§ STATED PROBLEM:
Repeat the listing in full, word for word.

[Saved data entries]

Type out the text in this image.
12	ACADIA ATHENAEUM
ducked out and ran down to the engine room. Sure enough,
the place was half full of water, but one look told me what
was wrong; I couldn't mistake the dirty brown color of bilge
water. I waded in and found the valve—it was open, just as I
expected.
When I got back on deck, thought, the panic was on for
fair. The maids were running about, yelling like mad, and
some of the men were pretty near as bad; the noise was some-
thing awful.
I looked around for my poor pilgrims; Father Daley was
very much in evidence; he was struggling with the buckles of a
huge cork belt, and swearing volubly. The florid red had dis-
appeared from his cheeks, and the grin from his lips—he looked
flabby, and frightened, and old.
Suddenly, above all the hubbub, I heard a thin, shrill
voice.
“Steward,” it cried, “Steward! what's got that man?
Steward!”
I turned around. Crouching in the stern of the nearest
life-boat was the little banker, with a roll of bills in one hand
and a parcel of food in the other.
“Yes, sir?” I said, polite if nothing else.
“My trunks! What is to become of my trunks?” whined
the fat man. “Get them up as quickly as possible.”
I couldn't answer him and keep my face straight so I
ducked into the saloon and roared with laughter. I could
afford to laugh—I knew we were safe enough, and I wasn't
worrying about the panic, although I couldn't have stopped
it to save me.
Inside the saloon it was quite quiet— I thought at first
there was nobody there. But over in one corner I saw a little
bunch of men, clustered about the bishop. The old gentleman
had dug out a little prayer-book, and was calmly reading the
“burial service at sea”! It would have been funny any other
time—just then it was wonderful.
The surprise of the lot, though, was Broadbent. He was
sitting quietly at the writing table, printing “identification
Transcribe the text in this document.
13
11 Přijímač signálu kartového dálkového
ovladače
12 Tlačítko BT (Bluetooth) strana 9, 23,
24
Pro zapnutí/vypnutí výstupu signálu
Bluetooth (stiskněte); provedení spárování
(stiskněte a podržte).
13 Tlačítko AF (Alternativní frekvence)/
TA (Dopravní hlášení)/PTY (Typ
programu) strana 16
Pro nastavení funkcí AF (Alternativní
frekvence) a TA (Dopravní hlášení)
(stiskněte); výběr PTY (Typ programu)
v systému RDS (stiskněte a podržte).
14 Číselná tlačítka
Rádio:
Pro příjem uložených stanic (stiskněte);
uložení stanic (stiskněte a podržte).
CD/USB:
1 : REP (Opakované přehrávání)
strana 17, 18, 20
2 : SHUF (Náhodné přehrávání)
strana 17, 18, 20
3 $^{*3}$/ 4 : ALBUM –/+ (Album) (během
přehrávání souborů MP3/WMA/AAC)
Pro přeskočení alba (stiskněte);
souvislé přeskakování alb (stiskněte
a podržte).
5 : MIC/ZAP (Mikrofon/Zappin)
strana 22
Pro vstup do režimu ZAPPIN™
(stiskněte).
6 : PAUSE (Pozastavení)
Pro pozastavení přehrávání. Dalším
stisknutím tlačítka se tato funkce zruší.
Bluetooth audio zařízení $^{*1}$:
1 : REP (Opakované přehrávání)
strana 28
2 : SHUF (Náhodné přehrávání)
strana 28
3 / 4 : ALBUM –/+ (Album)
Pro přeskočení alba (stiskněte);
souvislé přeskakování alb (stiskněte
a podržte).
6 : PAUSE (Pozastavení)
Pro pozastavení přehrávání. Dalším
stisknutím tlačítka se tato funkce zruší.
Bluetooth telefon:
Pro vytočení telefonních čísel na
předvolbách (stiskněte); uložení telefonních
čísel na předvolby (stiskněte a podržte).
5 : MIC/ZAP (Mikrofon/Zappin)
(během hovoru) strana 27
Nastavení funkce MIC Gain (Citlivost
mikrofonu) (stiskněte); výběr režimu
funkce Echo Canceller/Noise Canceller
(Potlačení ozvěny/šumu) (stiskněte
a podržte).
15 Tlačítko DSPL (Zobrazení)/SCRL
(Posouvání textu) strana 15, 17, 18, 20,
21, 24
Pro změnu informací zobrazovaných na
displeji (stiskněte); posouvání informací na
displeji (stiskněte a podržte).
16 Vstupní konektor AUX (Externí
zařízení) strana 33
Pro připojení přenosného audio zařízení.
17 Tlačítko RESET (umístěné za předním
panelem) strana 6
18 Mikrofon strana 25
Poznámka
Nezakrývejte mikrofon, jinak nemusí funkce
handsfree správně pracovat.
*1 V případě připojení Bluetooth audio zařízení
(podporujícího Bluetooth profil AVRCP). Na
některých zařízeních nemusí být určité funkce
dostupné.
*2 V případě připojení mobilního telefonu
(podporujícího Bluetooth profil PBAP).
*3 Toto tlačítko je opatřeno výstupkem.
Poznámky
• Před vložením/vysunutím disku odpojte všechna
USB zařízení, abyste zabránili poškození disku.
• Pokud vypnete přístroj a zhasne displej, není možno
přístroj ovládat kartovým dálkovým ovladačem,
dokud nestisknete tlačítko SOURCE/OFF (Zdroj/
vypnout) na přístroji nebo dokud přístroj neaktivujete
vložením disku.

§ TASK RESULT:
Type out the text in this image.
12	ACADIA ATHENAEUM
ducked out and ran down to the engine room. Sure enough,
the place was half full of water, but one look told me what
was wrong; I couldn't mistake the dirty brown color of bilge
water. I waded in and found the valve—it was open, just as I
expected.
When I got back on deck, thought, the panic was on for
fair. The maids were running about, yelling like mad, and
some of the men were pretty near as bad; the noise was some-
thing awful.
I looked around for my poor pilgrims; Father Daley was
very much in evidence; he was struggling with the buckles of a
huge cork belt, and swearing volubly. The florid red had dis-
appeared from his cheeks, and the grin from his lips—he looked
flabby, and frightened, and old.
Suddenly, above all the hubbub, I heard a thin, shrill
voice.
“Steward,” it cried, “Steward! what's got that man?
Steward!”
I turned around. Crouching in the stern of the nearest
life-boat was the little banker, with a roll of bills in one hand
and a parcel of food in the other.
“Yes, sir?” I said, polite if nothing else.
“My trunks! What is to become of my trunks?” whined
the fat man. “Get them up as quickly as possible.”
I couldn't answer him and keep my face straight so I
ducked into the saloon and roared with laughter. I could
afford to laugh—I knew we were safe enough, and I wasn't
worrying about the panic, although I couldn't have stopped
it to save me.
Inside the saloon it was quite quiet— I thought at first
there was nobody there. But over in one corner I saw a little
bunch of men, clustered about the bishop. The old gentleman
had dug out a little prayer-book, and was calmly reading the
“burial service at sea”! It would have been funny any other
time—just then it was wonderful.
The surprise of the lot, though, was Broadbent. He was
sitting quietly at the writing table, printing “identification
Transcribe the text in this document.
13
11 Přijímač signálu kartového dálkového
ovladače
12 Tlačítko BT (Bluetooth) strana 9, 23,
24
Pro zapnutí/vypnutí výstupu signálu
Bluetooth (stiskněte); provedení spárování
(stiskněte a podržte).
13 Tlačítko AF (Alternativní frekvence)/
TA (Dopravní hlášení)/PTY (Typ
programu) strana 16
Pro nastavení funkcí AF (Alternativní
frekvence) a TA (Dopravní hlášení)
(stiskněte); výběr PTY (Typ programu)
v systému RDS (stiskněte a podržte).
14 Číselná tlačítka
Rádio:
Pro příjem uložených stanic (stiskněte);
uložení stanic (stiskněte a podržte).
CD/USB:
1 : REP (Opakované přehrávání)
strana 17, 18, 20
2 : SHUF (Náhodné přehrávání)
strana 17, 18, 20
3 $^{*3}$/ 4 : ALBUM –/+ (Album) (během
přehrávání souborů MP3/WMA/AAC)
Pro přeskočení alba (stiskněte);
souvislé přeskakování alb (stiskněte
a podržte).
5 : MIC/ZAP (Mikrofon/Zappin)
strana 22
Pro vstup do režimu ZAPPIN™
(stiskněte).
6 : PAUSE (Pozastavení)
Pro pozastavení přehrávání. Dalším
stisknutím tlačítka se tato funkce zruší.
Bluetooth audio zařízení $^{*1}$:
1 : REP (Opakované přehrávání)
strana 28
2 : SHUF (Náhodné přehrávání)
strana 28
3 / 4 : ALBUM –/+ (Album)
Pro přeskočení alba (stiskněte);
souvislé přeskakování alb (stiskněte
a podržte).
6 : PAUSE (Pozastavení)
Pro pozastavení přehrávání. Dalším
stisknutím tlačítka se tato funkce zruší.
Bluetooth telefon:
Pro vytočení telefonních čísel na
předvolbách (stiskněte); uložení telefonních
čísel na předvolby (stiskněte a podržte).
5 : MIC/ZAP (Mikrofon/Zappin)
(během hovoru) strana 27
Nastavení funkce MIC Gain (Citlivost
mikrofonu) (stiskněte); výběr režimu
funkce Echo Canceller/Noise Canceller
(Potlačení ozvěny/šumu) (stiskněte
a podržte).
15 Tlačítko DSPL (Zobrazení)/SCRL
(Posouvání textu) strana 15, 17, 18, 20,
21, 24
Pro změnu informací zobrazovaných na
displeji (stiskněte); posouvání informací na
displeji (stiskněte a podržte).
16 Vstupní konektor AUX (Externí
zařízení) strana 33
Pro připojení přenosného audio zařízení.
17 Tlačítko RESET (umístěné za předním
panelem) strana 6
18 Mikrofon strana 25
Poznámka
Nezakrývejte mikrofon, jinak nemusí funkce
handsfree správně pracovat.
*1 V případě připojení Bluetooth audio zařízení
(podporujícího Bluetooth profil AVRCP). Na
některých zařízeních nemusí být určité funkce
dostupné.
*2 V případě připojení mobilního telefonu
(podporujícího Bluetooth profil PBAP).
*3 Toto tlačítko je opatřeno výstupkem.
Poznámky
• Před vložením/vysunutím disku odpojte všechna
USB zařízení, abyste zabránili poškození disku.
• Pokud vypnete přístroj a zhasne displej, není možno
přístroj ovládat kartovým dálkovým ovladačem,
dokud nestisknete tlačítko SOURCE/OFF (Zdroj/
vypnout) na přístroji nebo dokud přístroj neaktivujete
vložením disku.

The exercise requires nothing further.